[Element boundary records]
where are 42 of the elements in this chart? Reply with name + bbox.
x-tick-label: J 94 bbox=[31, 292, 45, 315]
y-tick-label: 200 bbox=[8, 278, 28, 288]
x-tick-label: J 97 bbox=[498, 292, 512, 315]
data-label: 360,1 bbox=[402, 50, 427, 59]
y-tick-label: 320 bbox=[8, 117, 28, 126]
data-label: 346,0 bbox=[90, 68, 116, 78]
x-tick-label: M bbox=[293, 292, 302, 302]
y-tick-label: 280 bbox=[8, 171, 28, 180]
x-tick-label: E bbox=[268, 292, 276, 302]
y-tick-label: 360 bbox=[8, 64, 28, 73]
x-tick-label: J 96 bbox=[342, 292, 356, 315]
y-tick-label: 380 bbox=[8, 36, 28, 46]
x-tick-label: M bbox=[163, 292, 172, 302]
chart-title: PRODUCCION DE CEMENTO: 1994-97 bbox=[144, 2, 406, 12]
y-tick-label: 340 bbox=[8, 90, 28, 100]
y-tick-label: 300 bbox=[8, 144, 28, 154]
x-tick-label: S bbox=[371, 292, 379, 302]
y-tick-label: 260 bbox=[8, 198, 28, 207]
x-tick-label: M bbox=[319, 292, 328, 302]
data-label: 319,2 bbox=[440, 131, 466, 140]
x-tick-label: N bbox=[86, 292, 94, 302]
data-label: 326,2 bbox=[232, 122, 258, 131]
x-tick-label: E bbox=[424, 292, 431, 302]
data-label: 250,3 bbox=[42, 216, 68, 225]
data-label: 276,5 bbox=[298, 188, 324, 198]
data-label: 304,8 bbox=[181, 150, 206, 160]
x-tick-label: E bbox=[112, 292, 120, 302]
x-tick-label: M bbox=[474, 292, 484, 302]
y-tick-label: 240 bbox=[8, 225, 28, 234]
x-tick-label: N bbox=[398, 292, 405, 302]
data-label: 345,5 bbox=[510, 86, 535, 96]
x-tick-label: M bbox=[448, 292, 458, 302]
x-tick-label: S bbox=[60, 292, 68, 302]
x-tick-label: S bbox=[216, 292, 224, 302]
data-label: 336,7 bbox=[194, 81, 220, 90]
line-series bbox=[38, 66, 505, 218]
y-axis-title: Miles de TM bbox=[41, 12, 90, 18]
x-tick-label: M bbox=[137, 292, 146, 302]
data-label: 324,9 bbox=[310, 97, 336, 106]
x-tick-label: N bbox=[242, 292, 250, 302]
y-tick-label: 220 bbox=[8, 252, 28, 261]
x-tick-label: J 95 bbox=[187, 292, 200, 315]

WHAT TO PRODUCE – Copy out every one of the rows above word for word, keeping each line unchanged.

WORKED ANSWER –
where are 42 of the elements in this chart? Reply with name + bbox.
x-tick-label: J 94 bbox=[31, 292, 45, 315]
y-tick-label: 200 bbox=[8, 278, 28, 288]
x-tick-label: J 97 bbox=[498, 292, 512, 315]
data-label: 360,1 bbox=[402, 50, 427, 59]
y-tick-label: 320 bbox=[8, 117, 28, 126]
data-label: 346,0 bbox=[90, 68, 116, 78]
x-tick-label: M bbox=[293, 292, 302, 302]
y-tick-label: 280 bbox=[8, 171, 28, 180]
x-tick-label: E bbox=[268, 292, 276, 302]
y-tick-label: 360 bbox=[8, 64, 28, 73]
x-tick-label: J 96 bbox=[342, 292, 356, 315]
y-tick-label: 380 bbox=[8, 36, 28, 46]
x-tick-label: M bbox=[163, 292, 172, 302]
chart-title: PRODUCCION DE CEMENTO: 1994-97 bbox=[144, 2, 406, 12]
y-tick-label: 340 bbox=[8, 90, 28, 100]
y-tick-label: 300 bbox=[8, 144, 28, 154]
x-tick-label: S bbox=[371, 292, 379, 302]
y-tick-label: 260 bbox=[8, 198, 28, 207]
x-tick-label: M bbox=[319, 292, 328, 302]
data-label: 319,2 bbox=[440, 131, 466, 140]
x-tick-label: N bbox=[86, 292, 94, 302]
data-label: 326,2 bbox=[232, 122, 258, 131]
x-tick-label: E bbox=[424, 292, 431, 302]
data-label: 250,3 bbox=[42, 216, 68, 225]
data-label: 276,5 bbox=[298, 188, 324, 198]
data-label: 304,8 bbox=[181, 150, 206, 160]
x-tick-label: E bbox=[112, 292, 120, 302]
x-tick-label: M bbox=[474, 292, 484, 302]
y-tick-label: 240 bbox=[8, 225, 28, 234]
x-tick-label: N bbox=[398, 292, 405, 302]
data-label: 345,5 bbox=[510, 86, 535, 96]
x-tick-label: M bbox=[448, 292, 458, 302]
x-tick-label: S bbox=[60, 292, 68, 302]
x-tick-label: S bbox=[216, 292, 224, 302]
data-label: 336,7 bbox=[194, 81, 220, 90]
line-series bbox=[38, 66, 505, 218]
y-axis-title: Miles de TM bbox=[41, 12, 90, 18]
x-tick-label: M bbox=[137, 292, 146, 302]
data-label: 324,9 bbox=[310, 97, 336, 106]
x-tick-label: N bbox=[242, 292, 250, 302]
y-tick-label: 220 bbox=[8, 252, 28, 261]
x-tick-label: J 95 bbox=[187, 292, 200, 315]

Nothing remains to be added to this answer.